Stored data entries
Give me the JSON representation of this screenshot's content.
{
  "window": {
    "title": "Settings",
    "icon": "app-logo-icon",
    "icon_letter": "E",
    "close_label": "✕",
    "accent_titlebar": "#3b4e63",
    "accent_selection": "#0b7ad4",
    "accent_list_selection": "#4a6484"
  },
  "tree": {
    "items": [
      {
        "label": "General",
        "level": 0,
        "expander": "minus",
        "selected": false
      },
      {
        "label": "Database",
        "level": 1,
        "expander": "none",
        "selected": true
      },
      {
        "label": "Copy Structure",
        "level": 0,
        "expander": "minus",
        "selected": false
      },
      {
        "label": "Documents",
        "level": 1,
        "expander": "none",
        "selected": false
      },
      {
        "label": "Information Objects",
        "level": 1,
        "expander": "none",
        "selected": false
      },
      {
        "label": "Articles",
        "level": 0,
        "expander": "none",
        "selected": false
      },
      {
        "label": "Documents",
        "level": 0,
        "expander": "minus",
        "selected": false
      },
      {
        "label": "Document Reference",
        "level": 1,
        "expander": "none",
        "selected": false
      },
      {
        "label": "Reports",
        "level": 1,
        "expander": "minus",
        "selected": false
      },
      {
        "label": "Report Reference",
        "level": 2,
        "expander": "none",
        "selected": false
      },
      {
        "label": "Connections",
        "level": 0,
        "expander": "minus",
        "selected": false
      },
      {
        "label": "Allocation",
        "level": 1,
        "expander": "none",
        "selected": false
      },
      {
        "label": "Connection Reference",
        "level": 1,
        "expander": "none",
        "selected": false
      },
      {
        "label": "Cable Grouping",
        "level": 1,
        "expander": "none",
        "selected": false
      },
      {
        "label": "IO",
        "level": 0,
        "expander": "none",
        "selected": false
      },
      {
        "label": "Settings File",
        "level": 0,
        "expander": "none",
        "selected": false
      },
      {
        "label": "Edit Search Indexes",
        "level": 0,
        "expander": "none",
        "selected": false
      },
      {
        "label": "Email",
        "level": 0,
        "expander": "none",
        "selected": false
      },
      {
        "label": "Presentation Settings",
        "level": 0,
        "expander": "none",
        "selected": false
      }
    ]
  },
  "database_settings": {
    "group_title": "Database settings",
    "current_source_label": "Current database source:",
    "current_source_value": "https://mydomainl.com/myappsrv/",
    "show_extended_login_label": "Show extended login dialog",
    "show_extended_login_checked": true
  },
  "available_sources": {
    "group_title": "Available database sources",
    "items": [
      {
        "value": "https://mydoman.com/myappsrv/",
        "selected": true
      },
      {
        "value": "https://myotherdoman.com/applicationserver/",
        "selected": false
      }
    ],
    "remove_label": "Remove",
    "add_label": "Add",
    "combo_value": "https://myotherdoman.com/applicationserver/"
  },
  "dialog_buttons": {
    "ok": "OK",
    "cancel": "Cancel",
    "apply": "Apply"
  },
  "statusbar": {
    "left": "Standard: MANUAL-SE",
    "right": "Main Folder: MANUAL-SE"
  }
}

• [What is needed]: Return each entry from above without altering a single character.

• [Result of this task]:
Give me the JSON representation of this screenshot's content.
{
  "window": {
    "title": "Settings",
    "icon": "app-logo-icon",
    "icon_letter": "E",
    "close_label": "✕",
    "accent_titlebar": "#3b4e63",
    "accent_selection": "#0b7ad4",
    "accent_list_selection": "#4a6484"
  },
  "tree": {
    "items": [
      {
        "label": "General",
        "level": 0,
        "expander": "minus",
        "selected": false
      },
      {
        "label": "Database",
        "level": 1,
        "expander": "none",
        "selected": true
      },
      {
        "label": "Copy Structure",
        "level": 0,
        "expander": "minus",
        "selected": false
      },
      {
        "label": "Documents",
        "level": 1,
        "expander": "none",
        "selected": false
      },
      {
        "label": "Information Objects",
        "level": 1,
        "expander": "none",
        "selected": false
      },
      {
        "label": "Articles",
        "level": 0,
        "expander": "none",
        "selected": false
      },
      {
        "label": "Documents",
        "level": 0,
        "expander": "minus",
        "selected": false
      },
      {
        "label": "Document Reference",
        "level": 1,
        "expander": "none",
        "selected": false
      },
      {
        "label": "Reports",
        "level": 1,
        "expander": "minus",
        "selected": false
      },
      {
        "label": "Report Reference",
        "level": 2,
        "expander": "none",
        "selected": false
      },
      {
        "label": "Connections",
        "level": 0,
        "expander": "minus",
        "selected": false
      },
      {
        "label": "Allocation",
        "level": 1,
        "expander": "none",
        "selected": false
      },
      {
        "label": "Connection Reference",
        "level": 1,
        "expander": "none",
        "selected": false
      },
      {
        "label": "Cable Grouping",
        "level": 1,
        "expander": "none",
        "selected": false
      },
      {
        "label": "IO",
        "level": 0,
        "expander": "none",
        "selected": false
      },
      {
        "label": "Settings File",
        "level": 0,
        "expander": "none",
        "selected": false
      },
      {
        "label": "Edit Search Indexes",
        "level": 0,
        "expander": "none",
        "selected": false
      },
      {
        "label": "Email",
        "level": 0,
        "expander": "none",
        "selected": false
      },
      {
        "label": "Presentation Settings",
        "level": 0,
        "expander": "none",
        "selected": false
      }
    ]
  },
  "database_settings": {
    "group_title": "Database settings",
    "current_source_label": "Current database source:",
    "current_source_value": "https://mydomainl.com/myappsrv/",
    "show_extended_login_label": "Show extended login dialog",
    "show_extended_login_checked": true
  },
  "available_sources": {
    "group_title": "Available database sources",
    "items": [
      {
        "value": "https://mydoman.com/myappsrv/",
        "selected": true
      },
      {
        "value": "https://myotherdoman.com/applicationserver/",
        "selected": false
      }
    ],
    "remove_label": "Remove",
    "add_label": "Add",
    "combo_value": "https://myotherdoman.com/applicationserver/"
  },
  "dialog_buttons": {
    "ok": "OK",
    "cancel": "Cancel",
    "apply": "Apply"
  },
  "statusbar": {
    "left": "Standard: MANUAL-SE",
    "right": "Main Folder: MANUAL-SE"
  }
}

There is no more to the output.